* begin *

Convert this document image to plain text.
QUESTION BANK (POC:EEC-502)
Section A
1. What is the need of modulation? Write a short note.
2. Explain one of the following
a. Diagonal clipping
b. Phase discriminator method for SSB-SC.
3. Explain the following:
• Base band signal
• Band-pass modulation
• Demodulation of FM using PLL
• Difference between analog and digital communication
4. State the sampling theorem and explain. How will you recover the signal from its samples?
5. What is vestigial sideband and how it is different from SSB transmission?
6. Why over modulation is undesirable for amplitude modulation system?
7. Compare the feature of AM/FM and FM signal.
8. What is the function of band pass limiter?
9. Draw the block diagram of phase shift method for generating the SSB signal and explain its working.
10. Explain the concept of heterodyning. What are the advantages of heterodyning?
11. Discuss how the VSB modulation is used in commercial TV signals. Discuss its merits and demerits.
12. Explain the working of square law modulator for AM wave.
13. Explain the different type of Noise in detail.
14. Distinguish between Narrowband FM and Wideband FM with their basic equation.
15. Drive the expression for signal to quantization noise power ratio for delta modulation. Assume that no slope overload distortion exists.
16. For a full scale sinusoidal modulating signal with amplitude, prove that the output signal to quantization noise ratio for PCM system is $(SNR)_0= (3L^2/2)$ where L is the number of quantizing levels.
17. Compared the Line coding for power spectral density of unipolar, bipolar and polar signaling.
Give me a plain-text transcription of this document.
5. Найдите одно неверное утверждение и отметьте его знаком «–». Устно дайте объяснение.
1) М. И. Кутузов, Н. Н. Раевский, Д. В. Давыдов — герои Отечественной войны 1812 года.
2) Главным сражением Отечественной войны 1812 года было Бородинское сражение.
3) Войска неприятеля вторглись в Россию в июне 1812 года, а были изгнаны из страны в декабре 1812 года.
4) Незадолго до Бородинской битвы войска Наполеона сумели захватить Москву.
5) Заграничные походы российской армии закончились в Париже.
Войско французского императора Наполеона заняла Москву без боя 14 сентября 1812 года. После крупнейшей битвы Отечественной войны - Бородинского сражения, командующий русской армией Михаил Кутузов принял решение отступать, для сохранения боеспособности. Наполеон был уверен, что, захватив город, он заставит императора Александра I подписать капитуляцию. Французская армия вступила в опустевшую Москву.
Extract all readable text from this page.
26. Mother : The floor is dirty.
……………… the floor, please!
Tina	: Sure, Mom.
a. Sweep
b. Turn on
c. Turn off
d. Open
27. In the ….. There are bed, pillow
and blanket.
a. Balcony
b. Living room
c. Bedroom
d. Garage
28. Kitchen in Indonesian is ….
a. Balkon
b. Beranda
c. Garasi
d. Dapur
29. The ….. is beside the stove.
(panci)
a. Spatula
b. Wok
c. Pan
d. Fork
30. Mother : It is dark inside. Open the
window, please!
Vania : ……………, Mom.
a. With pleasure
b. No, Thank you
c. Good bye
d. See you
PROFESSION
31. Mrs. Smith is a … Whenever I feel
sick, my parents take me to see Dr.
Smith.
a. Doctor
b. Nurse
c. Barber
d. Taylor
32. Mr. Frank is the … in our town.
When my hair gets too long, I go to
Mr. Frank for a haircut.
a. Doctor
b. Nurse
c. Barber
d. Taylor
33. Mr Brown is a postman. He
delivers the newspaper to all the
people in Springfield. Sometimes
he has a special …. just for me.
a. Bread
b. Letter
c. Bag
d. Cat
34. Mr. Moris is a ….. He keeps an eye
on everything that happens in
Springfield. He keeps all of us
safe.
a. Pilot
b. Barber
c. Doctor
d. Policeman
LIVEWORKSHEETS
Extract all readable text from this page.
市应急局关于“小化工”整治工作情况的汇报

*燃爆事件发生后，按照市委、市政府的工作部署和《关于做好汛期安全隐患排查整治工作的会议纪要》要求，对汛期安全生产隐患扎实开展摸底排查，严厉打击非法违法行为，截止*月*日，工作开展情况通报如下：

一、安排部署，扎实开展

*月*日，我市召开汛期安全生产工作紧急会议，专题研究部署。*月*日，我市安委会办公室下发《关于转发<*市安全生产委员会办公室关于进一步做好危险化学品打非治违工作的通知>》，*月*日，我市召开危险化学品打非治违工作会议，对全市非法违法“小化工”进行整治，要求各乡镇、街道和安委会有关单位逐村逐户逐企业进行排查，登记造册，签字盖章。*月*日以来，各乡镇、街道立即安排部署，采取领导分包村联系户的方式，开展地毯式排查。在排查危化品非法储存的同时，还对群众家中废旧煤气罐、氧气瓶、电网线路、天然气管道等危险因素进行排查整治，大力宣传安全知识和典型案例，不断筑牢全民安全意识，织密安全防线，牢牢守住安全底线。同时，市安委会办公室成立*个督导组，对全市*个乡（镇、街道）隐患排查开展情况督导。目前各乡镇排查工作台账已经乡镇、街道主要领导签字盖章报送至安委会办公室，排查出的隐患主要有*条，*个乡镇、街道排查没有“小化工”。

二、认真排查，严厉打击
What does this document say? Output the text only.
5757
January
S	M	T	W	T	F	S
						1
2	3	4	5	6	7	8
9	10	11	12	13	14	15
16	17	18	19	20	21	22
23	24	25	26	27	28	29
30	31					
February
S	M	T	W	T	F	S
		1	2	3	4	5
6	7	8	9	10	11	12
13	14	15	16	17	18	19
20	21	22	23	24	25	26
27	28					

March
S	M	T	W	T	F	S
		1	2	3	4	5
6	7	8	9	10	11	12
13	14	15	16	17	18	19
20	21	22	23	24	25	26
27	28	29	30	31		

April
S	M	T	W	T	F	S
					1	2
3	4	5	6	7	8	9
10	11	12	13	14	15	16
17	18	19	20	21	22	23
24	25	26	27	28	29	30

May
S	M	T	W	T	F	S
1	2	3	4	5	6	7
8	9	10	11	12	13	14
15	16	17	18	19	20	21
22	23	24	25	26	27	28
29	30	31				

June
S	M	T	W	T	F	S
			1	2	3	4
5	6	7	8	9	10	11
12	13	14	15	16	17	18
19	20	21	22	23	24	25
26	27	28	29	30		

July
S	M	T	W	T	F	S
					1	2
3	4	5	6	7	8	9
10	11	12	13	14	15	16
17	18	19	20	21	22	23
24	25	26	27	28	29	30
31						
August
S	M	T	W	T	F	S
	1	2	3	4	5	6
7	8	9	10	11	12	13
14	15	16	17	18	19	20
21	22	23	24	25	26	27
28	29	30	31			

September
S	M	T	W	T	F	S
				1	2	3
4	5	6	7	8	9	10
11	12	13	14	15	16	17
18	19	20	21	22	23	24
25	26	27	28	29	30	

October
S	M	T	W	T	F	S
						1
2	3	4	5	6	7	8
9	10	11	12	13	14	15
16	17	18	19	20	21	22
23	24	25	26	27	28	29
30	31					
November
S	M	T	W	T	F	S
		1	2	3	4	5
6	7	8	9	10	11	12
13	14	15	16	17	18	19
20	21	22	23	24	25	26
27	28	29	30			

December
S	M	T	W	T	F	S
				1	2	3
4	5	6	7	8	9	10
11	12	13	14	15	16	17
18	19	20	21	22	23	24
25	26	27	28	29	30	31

* end *

_EXERCISE AIM_.
Scan the listing above for the word "following" and copy every line that holds it.

_RESPONSE TO THE TASK_.
2. Explain one of the following
3. Explain the following:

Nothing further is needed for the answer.